[TASK DIRECTIONS]: Identify the lines containing the word "Preset". Copy each one.

[ENTRIES PROVIDED]:
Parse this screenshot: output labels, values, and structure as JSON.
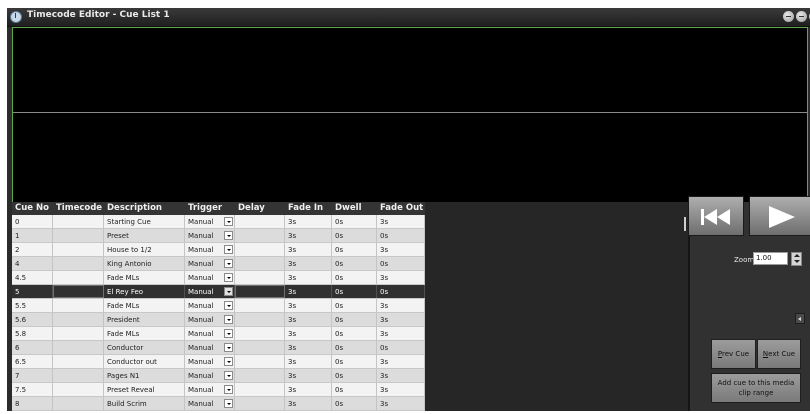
{
  "window": {
    "title": "Timecode Editor - Cue List 1"
  },
  "grid": {
    "headers": {
      "cue_no": "Cue No",
      "timecode": "Timecode",
      "description": "Description",
      "trigger": "Trigger",
      "delay": "Delay",
      "fade_in": "Fade In",
      "dwell": "Dwell",
      "fade_out": "Fade Out"
    },
    "selected_row_index": 5,
    "rows": [
      {
        "cue": "0",
        "timecode": "",
        "description": "Starting Cue",
        "trigger": "Manual",
        "delay": "",
        "fade_in": "3s",
        "dwell": "0s",
        "fade_out": "3s"
      },
      {
        "cue": "1",
        "timecode": "",
        "description": "Preset",
        "trigger": "Manual",
        "delay": "",
        "fade_in": "3s",
        "dwell": "0s",
        "fade_out": "0s"
      },
      {
        "cue": "2",
        "timecode": "",
        "description": "House to 1/2",
        "trigger": "Manual",
        "delay": "",
        "fade_in": "3s",
        "dwell": "0s",
        "fade_out": "3s"
      },
      {
        "cue": "4",
        "timecode": "",
        "description": "King Antonio",
        "trigger": "Manual",
        "delay": "",
        "fade_in": "3s",
        "dwell": "0s",
        "fade_out": "0s"
      },
      {
        "cue": "4.5",
        "timecode": "",
        "description": "Fade MLs",
        "trigger": "Manual",
        "delay": "",
        "fade_in": "3s",
        "dwell": "0s",
        "fade_out": "3s"
      },
      {
        "cue": "5",
        "timecode": "",
        "description": "El Rey Feo",
        "trigger": "Manual",
        "delay": "",
        "fade_in": "3s",
        "dwell": "0s",
        "fade_out": "0s"
      },
      {
        "cue": "5.5",
        "timecode": "",
        "description": "Fade MLs",
        "trigger": "Manual",
        "delay": "",
        "fade_in": "3s",
        "dwell": "0s",
        "fade_out": "3s"
      },
      {
        "cue": "5.6",
        "timecode": "",
        "description": "President",
        "trigger": "Manual",
        "delay": "",
        "fade_in": "3s",
        "dwell": "0s",
        "fade_out": "3s"
      },
      {
        "cue": "5.8",
        "timecode": "",
        "description": "Fade MLs",
        "trigger": "Manual",
        "delay": "",
        "fade_in": "3s",
        "dwell": "0s",
        "fade_out": "3s"
      },
      {
        "cue": "6",
        "timecode": "",
        "description": "Conductor",
        "trigger": "Manual",
        "delay": "",
        "fade_in": "3s",
        "dwell": "0s",
        "fade_out": "0s"
      },
      {
        "cue": "6.5",
        "timecode": "",
        "description": "Conductor out",
        "trigger": "Manual",
        "delay": "",
        "fade_in": "3s",
        "dwell": "0s",
        "fade_out": "3s"
      },
      {
        "cue": "7",
        "timecode": "",
        "description": "Pages N1",
        "trigger": "Manual",
        "delay": "",
        "fade_in": "3s",
        "dwell": "0s",
        "fade_out": "3s"
      },
      {
        "cue": "7.5",
        "timecode": "",
        "description": "Preset Reveal",
        "trigger": "Manual",
        "delay": "",
        "fade_in": "3s",
        "dwell": "0s",
        "fade_out": "3s"
      },
      {
        "cue": "8",
        "timecode": "",
        "description": "Build Scrim",
        "trigger": "Manual",
        "delay": "",
        "fade_in": "3s",
        "dwell": "0s",
        "fade_out": "3s"
      }
    ]
  },
  "controls": {
    "zoom_label": "Zoom",
    "zoom_value": "1.00",
    "prev_cue_mnemonic": "P",
    "prev_cue_rest": "rev Cue",
    "next_cue_mnemonic": "N",
    "next_cue_rest": "ext Cue",
    "add_cue_label": "Add cue to this media clip range"
  },
  "icons": {
    "app": "timecode-app-icon",
    "rewind": "rewind-to-start-icon",
    "play": "play-icon",
    "scroll_left": "scroll-left-arrow-icon"
  },
  "colors": {
    "waveform_border": "#5fa84a",
    "selected_row": "#303030",
    "header_bg": "#343434"
  }
}
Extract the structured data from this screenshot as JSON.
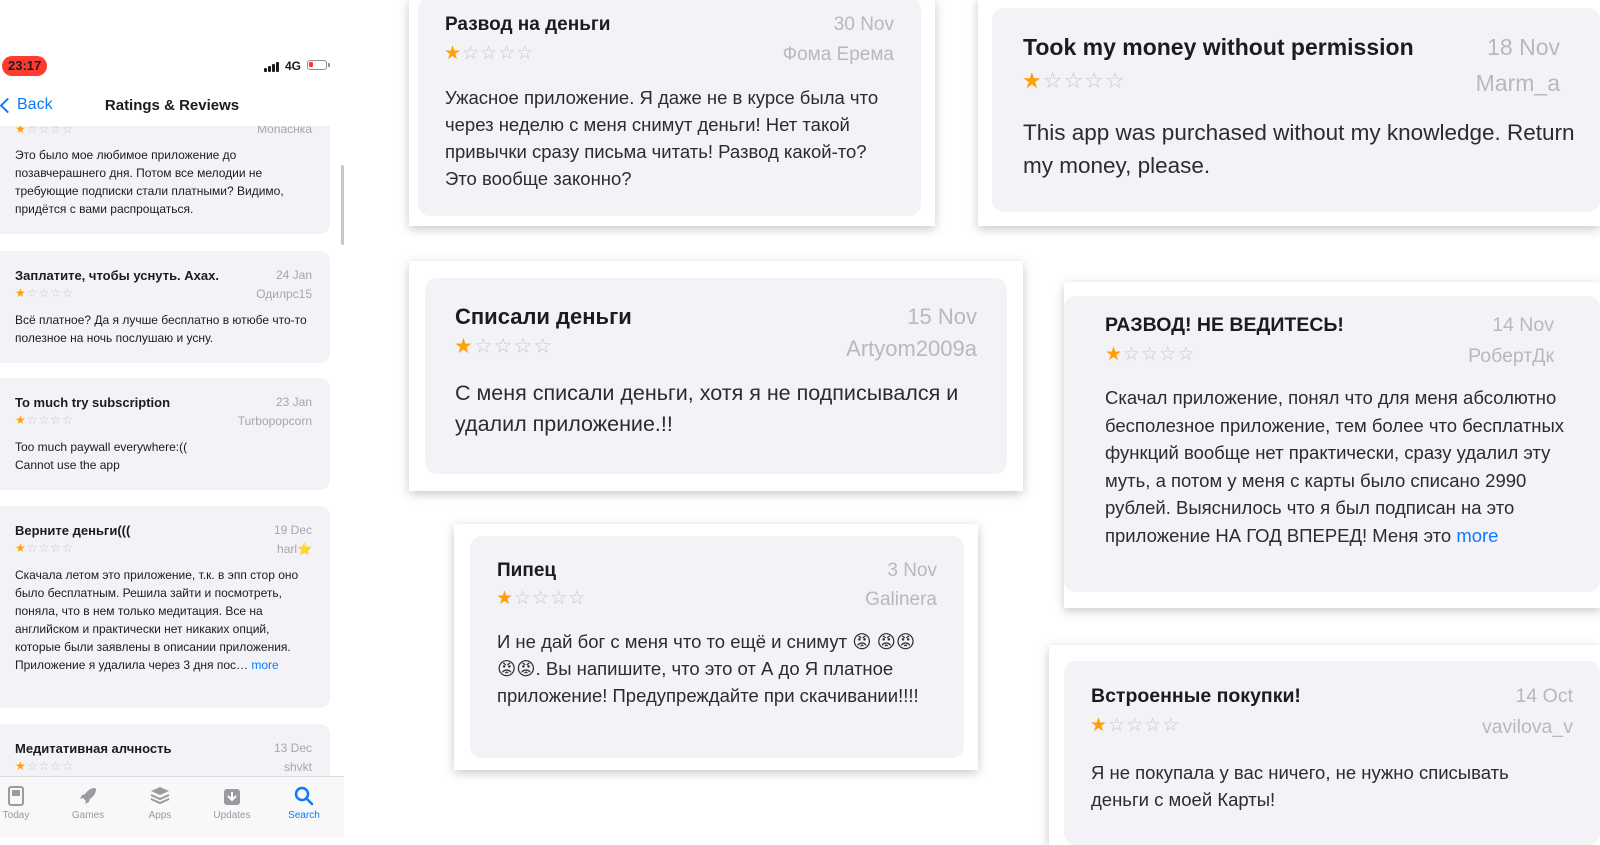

[TASK RESPONSE]:
        "description": "Preset",
        "description": "Preset Reveal",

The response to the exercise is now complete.